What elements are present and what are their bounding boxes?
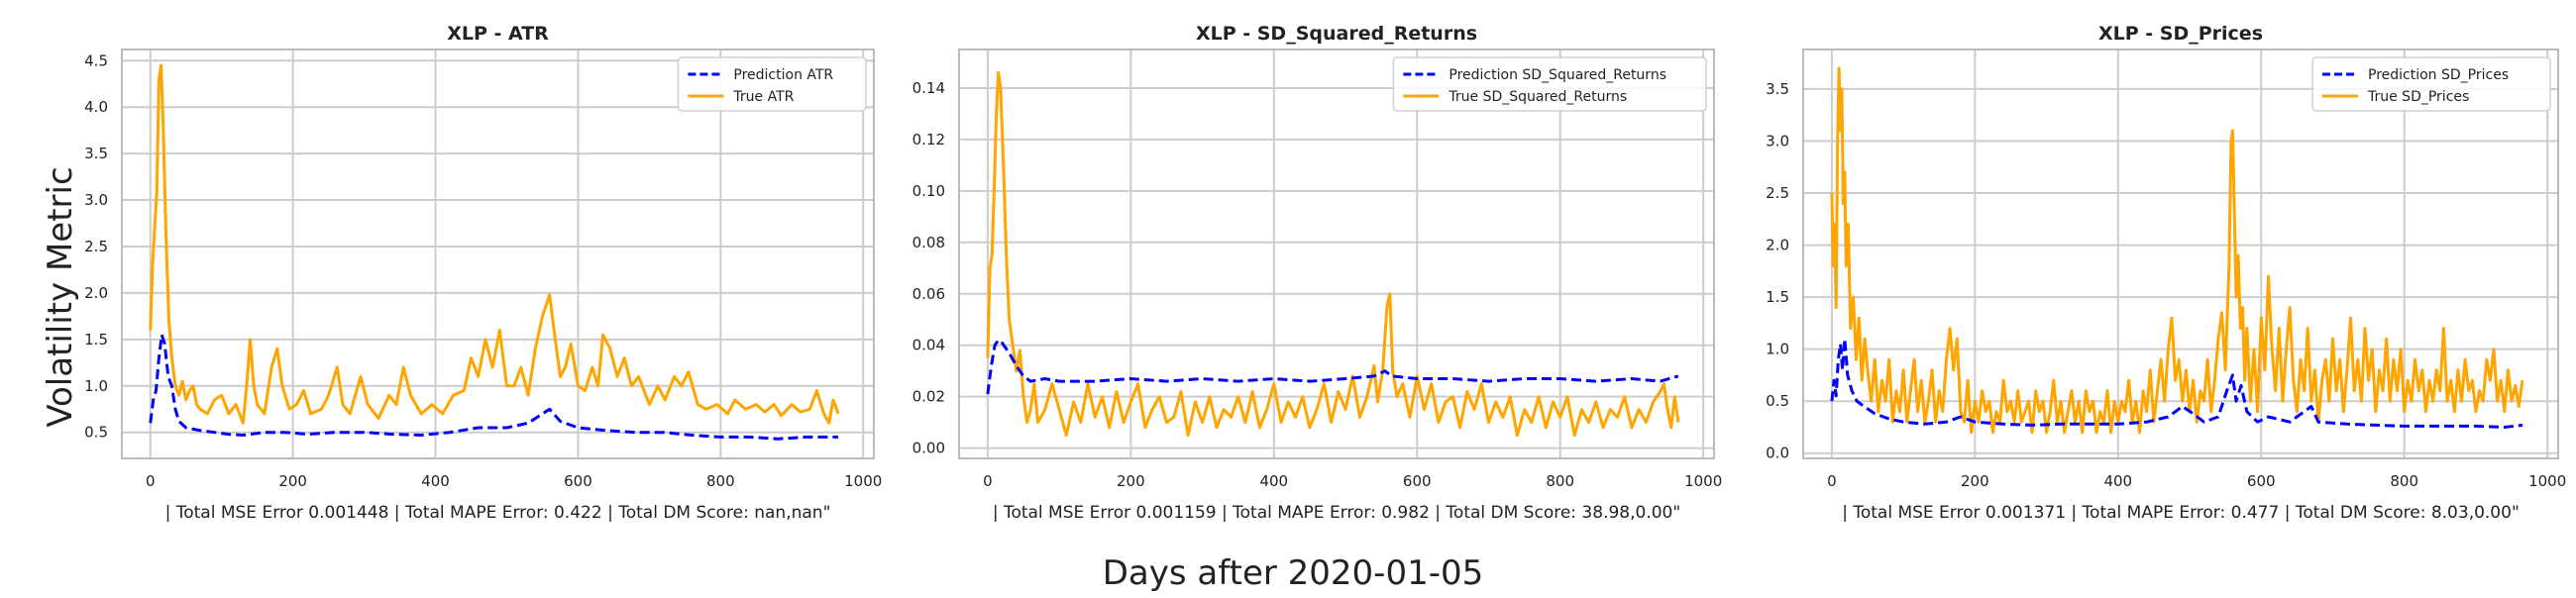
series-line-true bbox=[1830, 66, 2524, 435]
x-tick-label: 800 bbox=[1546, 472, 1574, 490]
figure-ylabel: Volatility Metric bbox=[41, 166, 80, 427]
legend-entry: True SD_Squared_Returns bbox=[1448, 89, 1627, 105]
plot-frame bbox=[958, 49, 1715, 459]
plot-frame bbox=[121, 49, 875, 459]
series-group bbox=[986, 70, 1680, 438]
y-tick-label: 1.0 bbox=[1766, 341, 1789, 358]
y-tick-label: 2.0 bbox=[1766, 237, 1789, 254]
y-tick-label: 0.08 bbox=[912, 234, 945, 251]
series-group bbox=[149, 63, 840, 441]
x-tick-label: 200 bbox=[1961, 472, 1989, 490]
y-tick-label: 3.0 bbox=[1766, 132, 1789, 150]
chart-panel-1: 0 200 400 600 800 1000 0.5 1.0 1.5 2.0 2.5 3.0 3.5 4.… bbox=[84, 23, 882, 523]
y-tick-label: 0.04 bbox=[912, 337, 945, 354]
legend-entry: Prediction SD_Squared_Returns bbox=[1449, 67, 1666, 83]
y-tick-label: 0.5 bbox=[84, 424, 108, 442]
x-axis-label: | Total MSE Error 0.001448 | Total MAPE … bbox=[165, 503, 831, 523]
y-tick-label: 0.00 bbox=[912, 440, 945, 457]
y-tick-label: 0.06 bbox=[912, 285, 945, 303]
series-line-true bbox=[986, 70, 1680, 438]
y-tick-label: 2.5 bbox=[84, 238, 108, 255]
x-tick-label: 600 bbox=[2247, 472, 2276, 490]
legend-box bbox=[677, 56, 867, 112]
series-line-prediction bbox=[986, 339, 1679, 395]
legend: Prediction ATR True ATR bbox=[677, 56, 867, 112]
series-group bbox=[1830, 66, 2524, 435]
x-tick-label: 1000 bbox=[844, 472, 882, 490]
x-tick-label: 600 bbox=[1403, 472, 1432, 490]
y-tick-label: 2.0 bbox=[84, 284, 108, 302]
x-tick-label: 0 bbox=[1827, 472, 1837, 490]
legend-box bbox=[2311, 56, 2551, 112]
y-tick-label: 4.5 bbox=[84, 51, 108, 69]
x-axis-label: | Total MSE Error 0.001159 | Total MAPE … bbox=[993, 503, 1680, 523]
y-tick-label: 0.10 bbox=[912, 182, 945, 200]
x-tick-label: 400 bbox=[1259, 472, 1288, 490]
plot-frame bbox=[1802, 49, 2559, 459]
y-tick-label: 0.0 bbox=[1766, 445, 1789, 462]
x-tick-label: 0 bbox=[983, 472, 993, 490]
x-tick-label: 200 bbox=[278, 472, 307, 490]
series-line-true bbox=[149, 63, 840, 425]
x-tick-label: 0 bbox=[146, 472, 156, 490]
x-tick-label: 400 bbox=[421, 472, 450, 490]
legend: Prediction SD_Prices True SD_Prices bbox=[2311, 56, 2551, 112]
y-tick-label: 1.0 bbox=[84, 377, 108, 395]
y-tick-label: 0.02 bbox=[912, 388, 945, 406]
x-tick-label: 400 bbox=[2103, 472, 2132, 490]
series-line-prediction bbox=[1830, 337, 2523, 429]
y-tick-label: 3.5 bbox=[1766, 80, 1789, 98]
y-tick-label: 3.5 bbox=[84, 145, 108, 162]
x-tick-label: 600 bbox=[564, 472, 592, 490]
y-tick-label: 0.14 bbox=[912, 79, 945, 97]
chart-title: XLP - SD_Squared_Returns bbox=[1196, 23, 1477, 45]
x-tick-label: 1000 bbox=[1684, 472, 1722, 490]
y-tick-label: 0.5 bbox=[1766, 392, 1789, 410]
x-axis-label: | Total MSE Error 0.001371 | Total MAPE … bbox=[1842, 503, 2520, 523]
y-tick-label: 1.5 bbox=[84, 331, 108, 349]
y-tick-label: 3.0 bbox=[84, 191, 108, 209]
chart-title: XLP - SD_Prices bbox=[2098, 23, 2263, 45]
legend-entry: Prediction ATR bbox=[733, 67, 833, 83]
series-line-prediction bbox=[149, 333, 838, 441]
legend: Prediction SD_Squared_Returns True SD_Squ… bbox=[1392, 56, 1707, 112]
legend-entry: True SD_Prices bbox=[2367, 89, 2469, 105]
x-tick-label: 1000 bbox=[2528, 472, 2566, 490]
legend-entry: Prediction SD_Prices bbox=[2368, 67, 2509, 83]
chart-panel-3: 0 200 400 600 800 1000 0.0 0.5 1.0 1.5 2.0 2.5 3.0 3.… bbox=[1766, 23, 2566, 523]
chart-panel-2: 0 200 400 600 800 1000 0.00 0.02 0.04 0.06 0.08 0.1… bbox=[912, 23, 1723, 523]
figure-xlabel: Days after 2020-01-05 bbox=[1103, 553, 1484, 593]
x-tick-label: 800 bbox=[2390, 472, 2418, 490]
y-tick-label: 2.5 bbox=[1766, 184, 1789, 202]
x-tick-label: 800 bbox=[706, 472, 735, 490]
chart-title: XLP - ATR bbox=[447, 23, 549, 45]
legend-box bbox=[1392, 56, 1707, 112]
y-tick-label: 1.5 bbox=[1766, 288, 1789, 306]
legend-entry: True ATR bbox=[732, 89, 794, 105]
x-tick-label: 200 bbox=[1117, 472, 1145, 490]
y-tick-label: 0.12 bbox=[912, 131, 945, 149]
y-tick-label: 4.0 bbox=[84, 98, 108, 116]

Written exercise:
Reproduce the lines of all the records above, switching each occurrence of "plot-frame" to "plot-area" and leaving everything else unchanged. Omit the pictures from the answer.

Solution to this task:
What elements are present and what are their bounding boxes?
series-line-true bbox=[1830, 66, 2524, 435]
x-tick-label: 800 bbox=[1546, 472, 1574, 490]
figure-ylabel: Volatility Metric bbox=[41, 166, 80, 427]
legend-entry: True SD_Squared_Returns bbox=[1448, 89, 1627, 105]
plot-area bbox=[958, 49, 1715, 459]
plot-area bbox=[121, 49, 875, 459]
series-group bbox=[986, 70, 1680, 438]
y-tick-label: 1.0 bbox=[1766, 341, 1789, 358]
y-tick-label: 2.0 bbox=[1766, 237, 1789, 254]
y-tick-label: 0.08 bbox=[912, 234, 945, 251]
series-group bbox=[149, 63, 840, 441]
x-tick-label: 200 bbox=[1961, 472, 1989, 490]
y-tick-label: 3.0 bbox=[1766, 132, 1789, 150]
chart-panel-1: 0 200 400 600 800 1000 0.5 1.0 1.5 2.0 2.5 3.0 3.5 4.… bbox=[84, 23, 882, 523]
y-tick-label: 0.04 bbox=[912, 337, 945, 354]
legend-entry: Prediction SD_Squared_Returns bbox=[1449, 67, 1666, 83]
y-tick-label: 0.5 bbox=[84, 424, 108, 442]
x-axis-label: | Total MSE Error 0.001448 | Total MAPE … bbox=[165, 503, 831, 523]
y-tick-label: 0.00 bbox=[912, 440, 945, 457]
y-tick-label: 0.06 bbox=[912, 285, 945, 303]
series-line-true bbox=[986, 70, 1680, 438]
y-tick-label: 2.5 bbox=[84, 238, 108, 255]
x-tick-label: 600 bbox=[2247, 472, 2276, 490]
legend-box bbox=[677, 56, 867, 112]
series-line-prediction bbox=[986, 339, 1679, 395]
legend: Prediction ATR True ATR bbox=[677, 56, 867, 112]
series-group bbox=[1830, 66, 2524, 435]
x-tick-label: 1000 bbox=[844, 472, 882, 490]
x-tick-label: 600 bbox=[1403, 472, 1432, 490]
y-tick-label: 2.0 bbox=[84, 284, 108, 302]
x-tick-label: 0 bbox=[1827, 472, 1837, 490]
legend-box bbox=[2311, 56, 2551, 112]
y-tick-label: 4.5 bbox=[84, 51, 108, 69]
x-axis-label: | Total MSE Error 0.001159 | Total MAPE … bbox=[993, 503, 1680, 523]
y-tick-label: 0.10 bbox=[912, 182, 945, 200]
x-tick-label: 400 bbox=[1259, 472, 1288, 490]
plot-area bbox=[1802, 49, 2559, 459]
y-tick-label: 0.0 bbox=[1766, 445, 1789, 462]
x-tick-label: 0 bbox=[983, 472, 993, 490]
x-tick-label: 200 bbox=[278, 472, 307, 490]
series-line-true bbox=[149, 63, 840, 425]
x-tick-label: 0 bbox=[146, 472, 156, 490]
x-tick-label: 400 bbox=[421, 472, 450, 490]
legend: Prediction SD_Prices True SD_Prices bbox=[2311, 56, 2551, 112]
y-tick-label: 1.0 bbox=[84, 377, 108, 395]
y-tick-label: 0.02 bbox=[912, 388, 945, 406]
x-tick-label: 400 bbox=[2103, 472, 2132, 490]
series-line-prediction bbox=[1830, 337, 2523, 429]
y-tick-label: 3.5 bbox=[1766, 80, 1789, 98]
y-tick-label: 3.5 bbox=[84, 145, 108, 162]
x-tick-label: 600 bbox=[564, 472, 592, 490]
y-tick-label: 0.14 bbox=[912, 79, 945, 97]
chart-title: XLP - SD_Squared_Returns bbox=[1196, 23, 1477, 45]
x-tick-label: 1000 bbox=[1684, 472, 1722, 490]
y-tick-label: 0.5 bbox=[1766, 392, 1789, 410]
x-axis-label: | Total MSE Error 0.001371 | Total MAPE … bbox=[1842, 503, 2520, 523]
y-tick-label: 1.5 bbox=[84, 331, 108, 349]
y-tick-label: 3.0 bbox=[84, 191, 108, 209]
chart-title: XLP - SD_Prices bbox=[2098, 23, 2263, 45]
legend-entry: Prediction ATR bbox=[733, 67, 833, 83]
series-line-prediction bbox=[149, 333, 838, 441]
legend: Prediction SD_Squared_Returns True SD_Squ… bbox=[1392, 56, 1707, 112]
legend-entry: True SD_Prices bbox=[2367, 89, 2469, 105]
x-tick-label: 1000 bbox=[2528, 472, 2566, 490]
legend-entry: Prediction SD_Prices bbox=[2368, 67, 2509, 83]
chart-panel-3: 0 200 400 600 800 1000 0.0 0.5 1.0 1.5 2.0 2.5 3.0 3.… bbox=[1766, 23, 2566, 523]
chart-panel-2: 0 200 400 600 800 1000 0.00 0.02 0.04 0.06 0.08 0.1… bbox=[912, 23, 1723, 523]
figure-xlabel: Days after 2020-01-05 bbox=[1103, 553, 1484, 593]
x-tick-label: 800 bbox=[2390, 472, 2418, 490]
y-tick-label: 2.5 bbox=[1766, 184, 1789, 202]
x-tick-label: 800 bbox=[706, 472, 735, 490]
chart-title: XLP - ATR bbox=[447, 23, 549, 45]
legend-box bbox=[1392, 56, 1707, 112]
y-tick-label: 1.5 bbox=[1766, 288, 1789, 306]
legend-entry: True ATR bbox=[732, 89, 794, 105]
x-tick-label: 200 bbox=[1117, 472, 1145, 490]
y-tick-label: 0.12 bbox=[912, 131, 945, 149]
y-tick-label: 4.0 bbox=[84, 98, 108, 116]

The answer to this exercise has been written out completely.